Supplied entries
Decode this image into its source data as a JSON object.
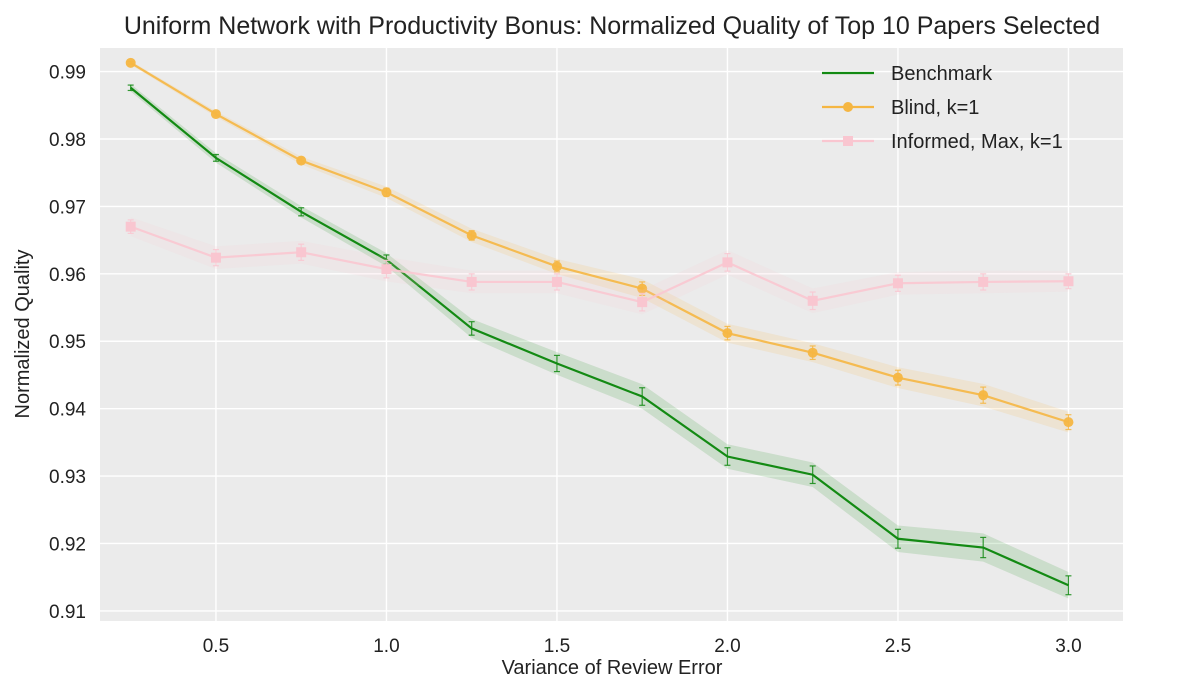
{
  "chart_data": {
    "type": "line",
    "title": "Uniform Network with Productivity Bonus: Normalized Quality of Top 10 Papers Selected",
    "xlabel": "Variance of Review Error",
    "ylabel": "Normalized Quality",
    "xlim": [
      0.16,
      3.16
    ],
    "ylim": [
      0.9085,
      0.9935
    ],
    "grid": true,
    "legend_position": "top-right",
    "x": [
      0.25,
      0.5,
      0.75,
      1.0,
      1.25,
      1.5,
      1.75,
      2.0,
      2.25,
      2.5,
      2.75,
      3.0
    ],
    "x_ticks": [
      0.5,
      1.0,
      1.5,
      2.0,
      2.5,
      3.0
    ],
    "x_tick_labels": [
      "0.5",
      "1.0",
      "1.5",
      "2.0",
      "2.5",
      "3.0"
    ],
    "y_ticks": [
      0.91,
      0.92,
      0.93,
      0.94,
      0.95,
      0.96,
      0.97,
      0.98,
      0.99
    ],
    "y_tick_labels": [
      "0.91",
      "0.92",
      "0.93",
      "0.94",
      "0.95",
      "0.96",
      "0.97",
      "0.98",
      "0.99"
    ],
    "series": [
      {
        "name": "Benchmark",
        "color": "#138a13",
        "marker": "none",
        "values": [
          0.9876,
          0.9772,
          0.9692,
          0.9621,
          0.9519,
          0.9467,
          0.9418,
          0.9329,
          0.9302,
          0.9207,
          0.9194,
          0.9138
        ],
        "errors": [
          0.0004,
          0.0005,
          0.0006,
          0.0007,
          0.001,
          0.0012,
          0.0013,
          0.0013,
          0.0013,
          0.0014,
          0.0015,
          0.0014
        ]
      },
      {
        "name": "Blind, k=1",
        "color": "#f5b642",
        "marker": "circle",
        "values": [
          0.9913,
          0.9837,
          0.9768,
          0.9721,
          0.9657,
          0.9611,
          0.9578,
          0.9512,
          0.9483,
          0.9446,
          0.942,
          0.938
        ],
        "errors": [
          0.0002,
          0.0003,
          0.0004,
          0.0006,
          0.0007,
          0.0008,
          0.001,
          0.001,
          0.001,
          0.0011,
          0.0012,
          0.0011
        ]
      },
      {
        "name": "Informed, Max, k=1",
        "color": "#f9c6d0",
        "marker": "square",
        "values": [
          0.967,
          0.9624,
          0.9632,
          0.9607,
          0.9588,
          0.9588,
          0.9558,
          0.9617,
          0.956,
          0.9586,
          0.9588,
          0.9589
        ],
        "errors": [
          0.001,
          0.0012,
          0.0012,
          0.0013,
          0.0012,
          0.0012,
          0.0013,
          0.0013,
          0.0013,
          0.0012,
          0.0012,
          0.0011
        ]
      }
    ]
  }
}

What to work on
Copy each line holding the word "Normalized" from the listing above.

Expected output
    "title": "Uniform Network with Productivity Bonus: Normalized Quality of Top 10 Papers Selected",
    "ylabel": "Normalized Quality",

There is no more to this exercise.